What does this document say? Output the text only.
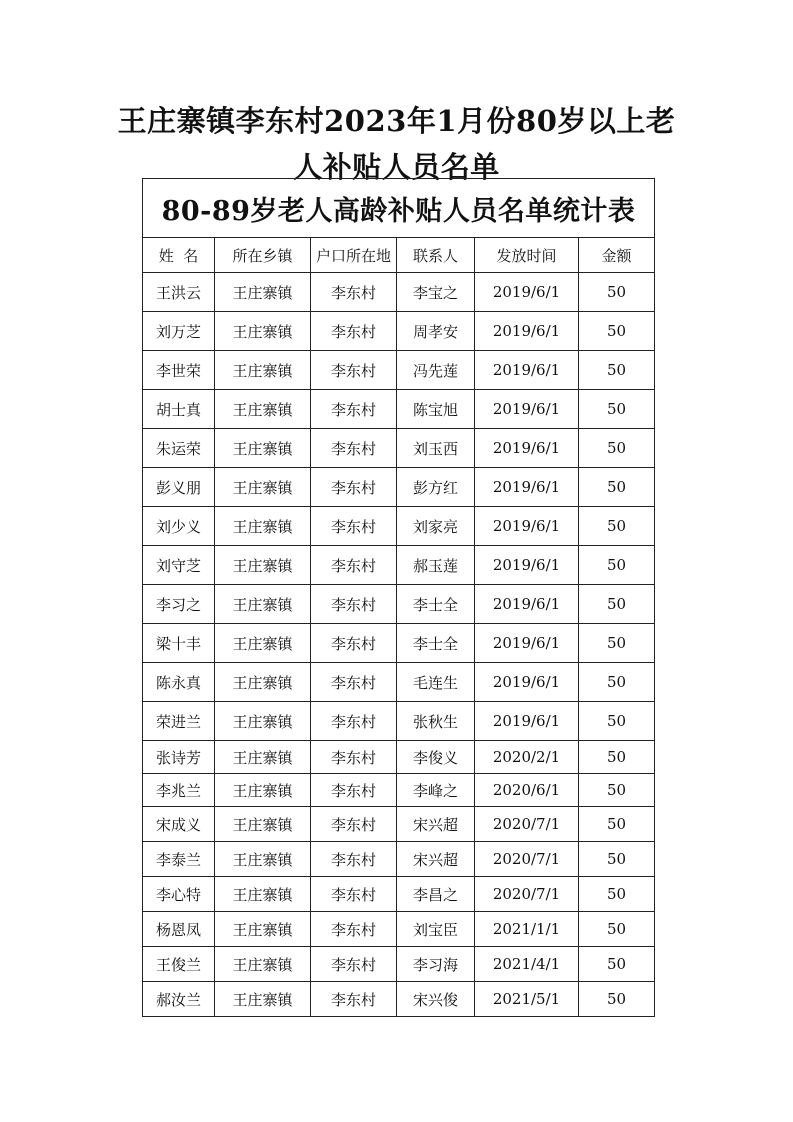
王庄寨镇李东村2023年1月份80岁以上老
人补贴人员名单
80-89岁老人高龄补贴人员名单统计表					
姓  名	所在乡镇	户口所在地	联系人	发放时间	金额
王洪云	王庄寨镇	李东村	李宝之	2019/6/1	50
刘万芝	王庄寨镇	李东村	周孝安	2019/6/1	50
李世荣	王庄寨镇	李东村	冯先莲	2019/6/1	50
胡士真	王庄寨镇	李东村	陈宝旭	2019/6/1	50
朱运荣	王庄寨镇	李东村	刘玉西	2019/6/1	50
彭义朋	王庄寨镇	李东村	彭方红	2019/6/1	50
刘少义	王庄寨镇	李东村	刘家亮	2019/6/1	50
刘守芝	王庄寨镇	李东村	郝玉莲	2019/6/1	50
李习之	王庄寨镇	李东村	李士全	2019/6/1	50
梁十丰	王庄寨镇	李东村	李士全	2019/6/1	50
陈永真	王庄寨镇	李东村	毛连生	2019/6/1	50
荣进兰	王庄寨镇	李东村	张秋生	2019/6/1	50
张诗芳	王庄寨镇	李东村	李俊义	2020/2/1	50
李兆兰	王庄寨镇	李东村	李峰之	2020/6/1	50
宋成义	王庄寨镇	李东村	宋兴超	2020/7/1	50
李泰兰	王庄寨镇	李东村	宋兴超	2020/7/1	50
李心特	王庄寨镇	李东村	李昌之	2020/7/1	50
杨恩凤	王庄寨镇	李东村	刘宝臣	2021/1/1	50
王俊兰	王庄寨镇	李东村	李习海	2021/4/1	50
郝汝兰	王庄寨镇	李东村	宋兴俊	2021/5/1	50
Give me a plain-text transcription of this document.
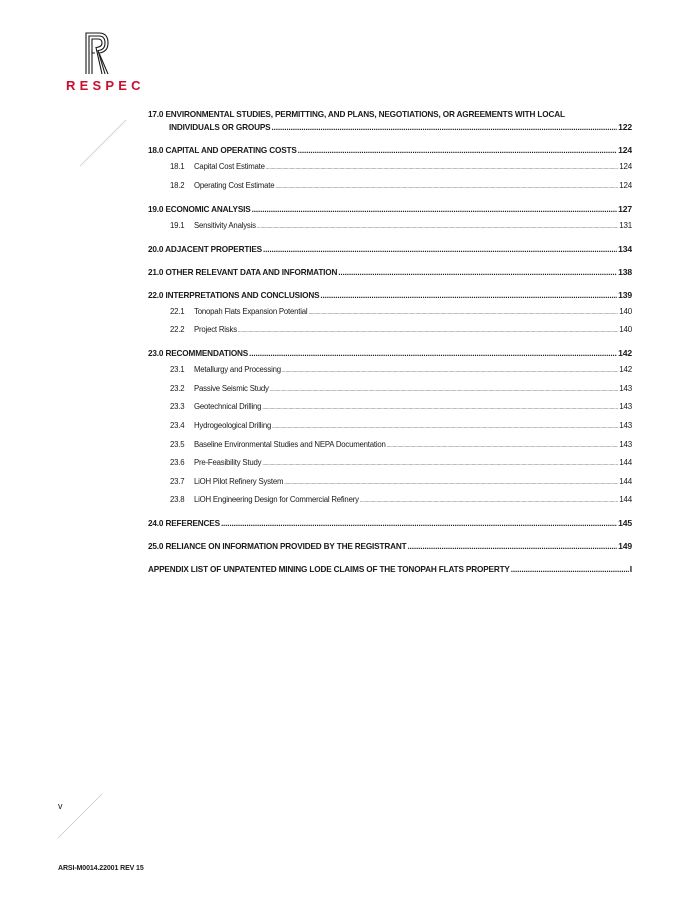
RESPEC
17.0 ENVIRONMENTAL STUDIES, PERMITTING, AND PLANS, NEGOTIATIONS, OR AGREEMENTS WITH LOCAL
INDIVIDUALS OR GROUPS .....	122
18.0 CAPITAL AND OPERATING COSTS .....	124
18.1 Capital Cost Estimate .....	124
18.2 Operating Cost Estimate .....	124
19.0 ECONOMIC ANALYSIS .....	127
19.1 Sensitivity Analysis .....	131
20.0 ADJACENT PROPERTIES .....	134
21.0 OTHER RELEVANT DATA AND INFORMATION .....	138
22.0 INTERPRETATIONS AND CONCLUSIONS .....	139
22.1 Tonopah Flats Expansion Potential .....	140
22.2 Project Risks .....	140
23.0 RECOMMENDATIONS .....	142
23.1 Metallurgy and Processing .....	142
23.2 Passive Seismic Study .....	143
23.3 Geotechnical Drilling .....	143
23.4 Hydrogeological Drilling .....	143
23.5 Baseline Environmental Studies and NEPA Documentation .....	143
23.6 Pre-Feasibility Study .....	144
23.7 LiOH Pilot Refinery System .....	144
23.8 LiOH Engineering Design for Commercial Refinery .....	144
24.0 REFERENCES .....	145
25.0 RELIANCE ON INFORMATION PROVIDED BY THE REGISTRANT .....	149
APPENDIX LIST OF UNPATENTED MINING LODE CLAIMS OF THE TONOPAH FLATS PROPERTY .....	I
v
ARSI-M0014.22001 REV 15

--------

Set exercise – Return the listing above in full and without alteration, excluding its pictures.

Output –
What does this document say? Output the text only.
王庄寨镇李东村2023年1月份80岁以上老
人补贴人员名单
80-89岁老人高龄补贴人员名单统计表					
姓  名	所在乡镇	户口所在地	联系人	发放时间	金额
王洪云	王庄寨镇	李东村	李宝之	2019/6/1	50
刘万芝	王庄寨镇	李东村	周孝安	2019/6/1	50
李世荣	王庄寨镇	李东村	冯先莲	2019/6/1	50
胡士真	王庄寨镇	李东村	陈宝旭	2019/6/1	50
朱运荣	王庄寨镇	李东村	刘玉西	2019/6/1	50
彭义朋	王庄寨镇	李东村	彭方红	2019/6/1	50
刘少义	王庄寨镇	李东村	刘家亮	2019/6/1	50
刘守芝	王庄寨镇	李东村	郝玉莲	2019/6/1	50
李习之	王庄寨镇	李东村	李士全	2019/6/1	50
梁十丰	王庄寨镇	李东村	李士全	2019/6/1	50
陈永真	王庄寨镇	李东村	毛连生	2019/6/1	50
荣进兰	王庄寨镇	李东村	张秋生	2019/6/1	50
张诗芳	王庄寨镇	李东村	李俊义	2020/2/1	50
李兆兰	王庄寨镇	李东村	李峰之	2020/6/1	50
宋成义	王庄寨镇	李东村	宋兴超	2020/7/1	50
李泰兰	王庄寨镇	李东村	宋兴超	2020/7/1	50
李心特	王庄寨镇	李东村	李昌之	2020/7/1	50
杨恩凤	王庄寨镇	李东村	刘宝臣	2021/1/1	50
王俊兰	王庄寨镇	李东村	李习海	2021/4/1	50
郝汝兰	王庄寨镇	李东村	宋兴俊	2021/5/1	50
Give me a plain-text transcription of this document.
RESPEC
17.0 ENVIRONMENTAL STUDIES, PERMITTING, AND PLANS, NEGOTIATIONS, OR AGREEMENTS WITH LOCAL
INDIVIDUALS OR GROUPS .....	122
18.0 CAPITAL AND OPERATING COSTS .....	124
18.1 Capital Cost Estimate .....	124
18.2 Operating Cost Estimate .....	124
19.0 ECONOMIC ANALYSIS .....	127
19.1 Sensitivity Analysis .....	131
20.0 ADJACENT PROPERTIES .....	134
21.0 OTHER RELEVANT DATA AND INFORMATION .....	138
22.0 INTERPRETATIONS AND CONCLUSIONS .....	139
22.1 Tonopah Flats Expansion Potential .....	140
22.2 Project Risks .....	140
23.0 RECOMMENDATIONS .....	142
23.1 Metallurgy and Processing .....	142
23.2 Passive Seismic Study .....	143
23.3 Geotechnical Drilling .....	143
23.4 Hydrogeological Drilling .....	143
23.5 Baseline Environmental Studies and NEPA Documentation .....	143
23.6 Pre-Feasibility Study .....	144
23.7 LiOH Pilot Refinery System .....	144
23.8 LiOH Engineering Design for Commercial Refinery .....	144
24.0 REFERENCES .....	145
25.0 RELIANCE ON INFORMATION PROVIDED BY THE REGISTRANT .....	149
APPENDIX LIST OF UNPATENTED MINING LODE CLAIMS OF THE TONOPAH FLATS PROPERTY .....	I
v
ARSI-M0014.22001 REV 15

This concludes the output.